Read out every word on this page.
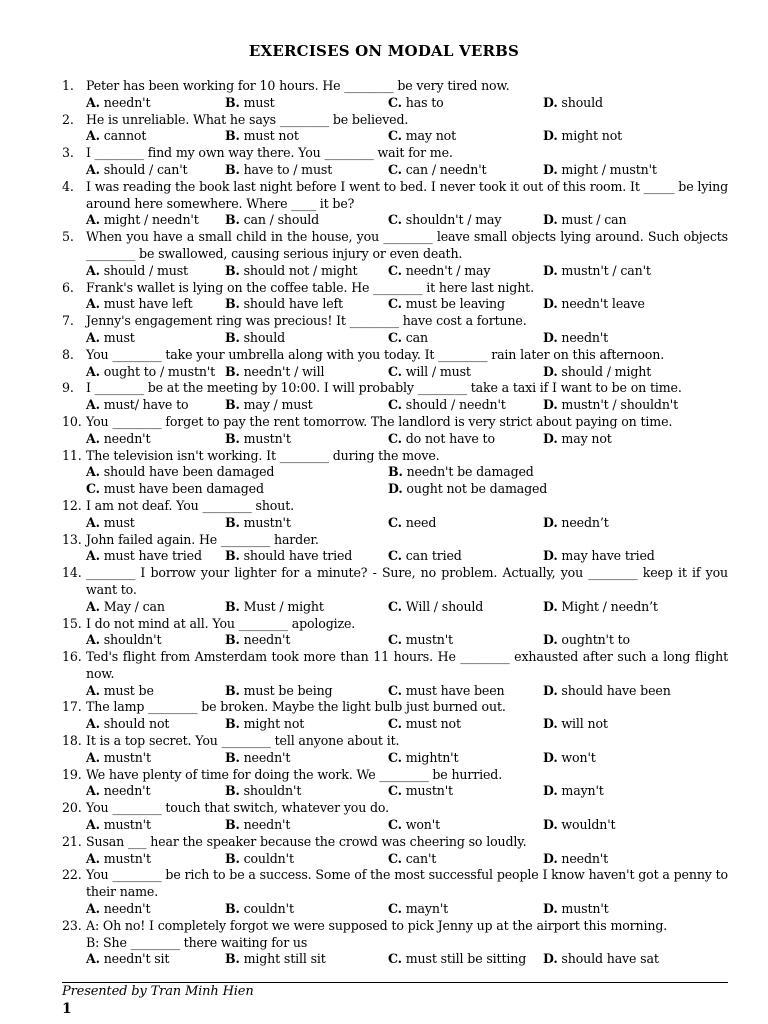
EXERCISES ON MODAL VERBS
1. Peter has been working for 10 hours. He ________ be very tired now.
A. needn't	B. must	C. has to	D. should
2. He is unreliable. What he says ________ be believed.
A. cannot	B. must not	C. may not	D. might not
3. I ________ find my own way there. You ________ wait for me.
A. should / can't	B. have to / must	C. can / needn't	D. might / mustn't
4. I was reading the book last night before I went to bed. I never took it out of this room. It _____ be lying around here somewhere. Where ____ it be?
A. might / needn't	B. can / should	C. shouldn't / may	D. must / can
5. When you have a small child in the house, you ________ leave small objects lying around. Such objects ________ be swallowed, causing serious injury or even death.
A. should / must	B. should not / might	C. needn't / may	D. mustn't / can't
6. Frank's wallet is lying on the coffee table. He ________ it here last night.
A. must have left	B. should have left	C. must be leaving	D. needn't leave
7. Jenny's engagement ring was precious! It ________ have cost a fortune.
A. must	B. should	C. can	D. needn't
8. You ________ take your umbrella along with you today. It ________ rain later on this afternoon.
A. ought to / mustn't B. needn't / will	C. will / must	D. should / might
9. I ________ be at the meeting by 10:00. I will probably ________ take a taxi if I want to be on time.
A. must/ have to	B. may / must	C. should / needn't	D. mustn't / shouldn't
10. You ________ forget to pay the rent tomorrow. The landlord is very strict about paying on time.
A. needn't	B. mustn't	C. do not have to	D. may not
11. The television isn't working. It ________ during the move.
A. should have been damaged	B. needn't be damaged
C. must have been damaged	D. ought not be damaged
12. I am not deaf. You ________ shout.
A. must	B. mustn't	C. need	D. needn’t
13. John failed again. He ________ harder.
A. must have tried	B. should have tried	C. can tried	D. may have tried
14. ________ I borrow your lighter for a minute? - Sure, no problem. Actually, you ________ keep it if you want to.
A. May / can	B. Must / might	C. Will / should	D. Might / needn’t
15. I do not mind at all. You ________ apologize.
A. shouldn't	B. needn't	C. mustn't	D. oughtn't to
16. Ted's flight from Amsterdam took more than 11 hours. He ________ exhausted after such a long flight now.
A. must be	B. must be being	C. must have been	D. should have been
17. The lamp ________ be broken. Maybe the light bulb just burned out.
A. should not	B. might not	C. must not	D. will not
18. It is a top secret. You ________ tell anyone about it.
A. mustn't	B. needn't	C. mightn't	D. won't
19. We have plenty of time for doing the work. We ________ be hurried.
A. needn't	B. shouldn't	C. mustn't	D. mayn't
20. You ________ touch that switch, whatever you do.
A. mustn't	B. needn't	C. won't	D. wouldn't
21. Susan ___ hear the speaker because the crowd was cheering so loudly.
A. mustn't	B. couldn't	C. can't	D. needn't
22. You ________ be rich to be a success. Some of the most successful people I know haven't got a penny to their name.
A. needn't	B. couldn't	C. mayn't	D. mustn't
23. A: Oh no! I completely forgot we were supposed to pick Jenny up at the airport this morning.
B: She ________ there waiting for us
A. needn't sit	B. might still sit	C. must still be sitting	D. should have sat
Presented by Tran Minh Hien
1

---------------

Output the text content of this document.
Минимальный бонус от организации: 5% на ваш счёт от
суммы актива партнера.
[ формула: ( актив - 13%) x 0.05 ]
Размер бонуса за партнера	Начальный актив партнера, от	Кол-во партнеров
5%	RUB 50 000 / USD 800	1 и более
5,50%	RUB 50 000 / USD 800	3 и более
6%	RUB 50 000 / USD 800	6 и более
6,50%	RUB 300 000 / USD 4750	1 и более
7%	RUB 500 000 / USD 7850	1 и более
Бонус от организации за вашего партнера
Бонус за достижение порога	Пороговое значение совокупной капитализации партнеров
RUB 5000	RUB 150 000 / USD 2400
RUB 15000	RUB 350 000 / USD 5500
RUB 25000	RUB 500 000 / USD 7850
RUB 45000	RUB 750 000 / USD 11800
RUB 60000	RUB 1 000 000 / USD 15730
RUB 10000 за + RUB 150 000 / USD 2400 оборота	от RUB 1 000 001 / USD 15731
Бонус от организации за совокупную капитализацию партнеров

---------------

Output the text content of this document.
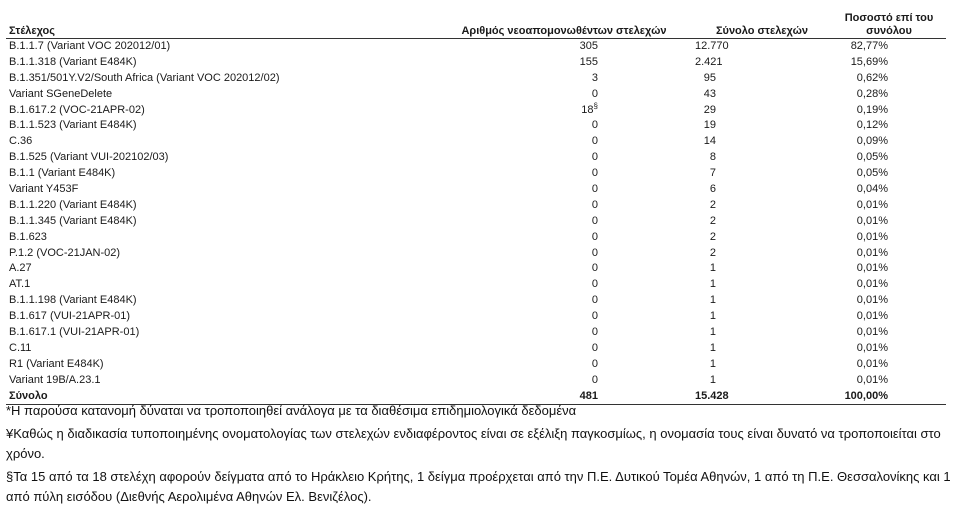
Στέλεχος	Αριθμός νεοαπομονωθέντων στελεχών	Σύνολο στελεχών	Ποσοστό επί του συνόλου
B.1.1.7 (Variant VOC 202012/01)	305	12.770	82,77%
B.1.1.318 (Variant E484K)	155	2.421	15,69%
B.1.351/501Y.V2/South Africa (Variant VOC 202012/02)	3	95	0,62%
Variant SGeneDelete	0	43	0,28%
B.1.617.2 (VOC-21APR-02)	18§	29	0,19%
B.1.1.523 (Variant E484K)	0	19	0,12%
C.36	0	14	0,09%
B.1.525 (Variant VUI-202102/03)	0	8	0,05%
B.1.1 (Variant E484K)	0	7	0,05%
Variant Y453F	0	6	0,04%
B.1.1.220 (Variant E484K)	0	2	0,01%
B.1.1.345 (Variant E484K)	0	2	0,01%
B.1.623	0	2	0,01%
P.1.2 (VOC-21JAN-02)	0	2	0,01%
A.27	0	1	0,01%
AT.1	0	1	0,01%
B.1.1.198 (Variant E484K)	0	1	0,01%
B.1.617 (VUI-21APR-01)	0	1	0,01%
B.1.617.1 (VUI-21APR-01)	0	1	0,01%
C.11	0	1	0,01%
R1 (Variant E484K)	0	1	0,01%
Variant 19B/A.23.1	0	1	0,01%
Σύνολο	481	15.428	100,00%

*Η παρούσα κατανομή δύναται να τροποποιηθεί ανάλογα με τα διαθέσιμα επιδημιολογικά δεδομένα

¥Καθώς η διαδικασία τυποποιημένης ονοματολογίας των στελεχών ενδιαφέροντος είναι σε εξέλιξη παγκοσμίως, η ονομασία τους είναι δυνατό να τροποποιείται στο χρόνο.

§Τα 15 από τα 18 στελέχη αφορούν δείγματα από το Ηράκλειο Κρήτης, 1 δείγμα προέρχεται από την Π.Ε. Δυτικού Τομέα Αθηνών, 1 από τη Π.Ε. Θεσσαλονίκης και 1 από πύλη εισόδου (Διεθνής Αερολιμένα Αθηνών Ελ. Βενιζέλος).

---------------

The task.
Leave out every line without the string "hours" and copy the rest.

Complete answer.
1. Peter has been working for 10 hours. He ________ be very tired now.
16. Ted's flight from Amsterdam took more than 11 hours. He ________ exhausted after such a long flight now.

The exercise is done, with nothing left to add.